Figure content listings:
┏━━

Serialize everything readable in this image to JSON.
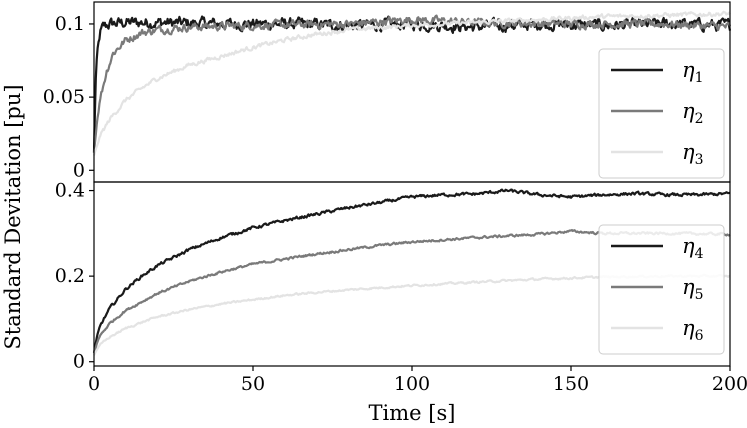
{
  "chart_data": [
    {
      "type": "line",
      "panel": "top",
      "xlim": [
        0,
        200
      ],
      "ylim": [
        -0.008,
        0.115
      ],
      "yticks": [
        0,
        0.05,
        0.1
      ],
      "ytick_labels": [
        "0",
        "0.05",
        "0.1"
      ],
      "legend_position": "right",
      "grid": false,
      "series": [
        {
          "name": "η1",
          "sym": "η",
          "sub": "1",
          "color": "#1a1a1a",
          "x": [
            0,
            0.5,
            1,
            2,
            3,
            5,
            10,
            20,
            40,
            60,
            80,
            100,
            120,
            140,
            160,
            180,
            200
          ],
          "y": [
            0.012,
            0.06,
            0.08,
            0.094,
            0.098,
            0.1,
            0.101,
            0.101,
            0.1,
            0.1,
            0.099,
            0.1,
            0.098,
            0.1,
            0.099,
            0.1,
            0.099
          ],
          "noise": 0.0032
        },
        {
          "name": "η2",
          "sym": "η",
          "sub": "2",
          "color": "#7a7a7a",
          "x": [
            0,
            1,
            2,
            4,
            6,
            10,
            15,
            20,
            30,
            50,
            80,
            100,
            120,
            150,
            180,
            200
          ],
          "y": [
            0.012,
            0.035,
            0.05,
            0.068,
            0.08,
            0.089,
            0.094,
            0.096,
            0.098,
            0.099,
            0.1,
            0.103,
            0.101,
            0.1,
            0.1,
            0.098
          ],
          "noise": 0.0022
        },
        {
          "name": "η3",
          "sym": "η",
          "sub": "3",
          "color": "#e3e3e3",
          "x": [
            0,
            2,
            5,
            10,
            15,
            20,
            30,
            40,
            50,
            60,
            70,
            80,
            100,
            120,
            140,
            160,
            180,
            200
          ],
          "y": [
            0.01,
            0.024,
            0.035,
            0.048,
            0.056,
            0.063,
            0.072,
            0.078,
            0.084,
            0.089,
            0.093,
            0.096,
            0.099,
            0.101,
            0.103,
            0.105,
            0.106,
            0.107
          ],
          "noise": 0.0012
        }
      ]
    },
    {
      "type": "line",
      "panel": "bottom",
      "xlim": [
        0,
        200
      ],
      "ylim": [
        -0.01,
        0.42
      ],
      "xlabel": "Time [s]",
      "ylabel": "Standard Devitation [pu]",
      "xticks": [
        0,
        50,
        100,
        150,
        200
      ],
      "xtick_labels": [
        "0",
        "50",
        "100",
        "150",
        "200"
      ],
      "yticks": [
        0,
        0.2,
        0.4
      ],
      "ytick_labels": [
        "0",
        "0.2",
        "0.4"
      ],
      "legend_position": "right",
      "grid": false,
      "series": [
        {
          "name": "η4",
          "sym": "η",
          "sub": "4",
          "color": "#1a1a1a",
          "x": [
            0,
            1,
            2,
            5,
            10,
            15,
            20,
            30,
            40,
            50,
            60,
            70,
            80,
            90,
            100,
            110,
            120,
            130,
            140,
            150,
            160,
            170,
            180,
            190,
            200
          ],
          "y": [
            0.02,
            0.06,
            0.085,
            0.125,
            0.17,
            0.2,
            0.225,
            0.262,
            0.29,
            0.313,
            0.33,
            0.345,
            0.36,
            0.372,
            0.385,
            0.39,
            0.392,
            0.4,
            0.39,
            0.385,
            0.39,
            0.393,
            0.39,
            0.39,
            0.393
          ],
          "noise": 0.0028
        },
        {
          "name": "η5",
          "sym": "η",
          "sub": "5",
          "color": "#7a7a7a",
          "x": [
            0,
            1,
            2,
            5,
            10,
            15,
            20,
            30,
            40,
            50,
            60,
            70,
            80,
            90,
            100,
            120,
            140,
            150,
            160,
            180,
            200
          ],
          "y": [
            0.02,
            0.045,
            0.062,
            0.09,
            0.12,
            0.14,
            0.16,
            0.188,
            0.21,
            0.228,
            0.24,
            0.252,
            0.262,
            0.272,
            0.28,
            0.29,
            0.298,
            0.305,
            0.3,
            0.3,
            0.298
          ],
          "noise": 0.0022
        },
        {
          "name": "η6",
          "sym": "η",
          "sub": "6",
          "color": "#e3e3e3",
          "x": [
            0,
            1,
            2,
            5,
            10,
            15,
            20,
            30,
            40,
            50,
            60,
            70,
            80,
            100,
            120,
            140,
            160,
            180,
            200
          ],
          "y": [
            0.015,
            0.03,
            0.04,
            0.058,
            0.078,
            0.092,
            0.105,
            0.122,
            0.135,
            0.145,
            0.155,
            0.162,
            0.168,
            0.178,
            0.186,
            0.193,
            0.198,
            0.2,
            0.2
          ],
          "noise": 0.0018
        }
      ]
    }
  ]
}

┗━━

Set problem:
Examine the records and pull out every line where the string "noise" occurs.

Task result:
          "noise": 0.0032
          "noise": 0.0022
          "noise": 0.0012
          "noise": 0.0028
          "noise": 0.0022
          "noise": 0.0018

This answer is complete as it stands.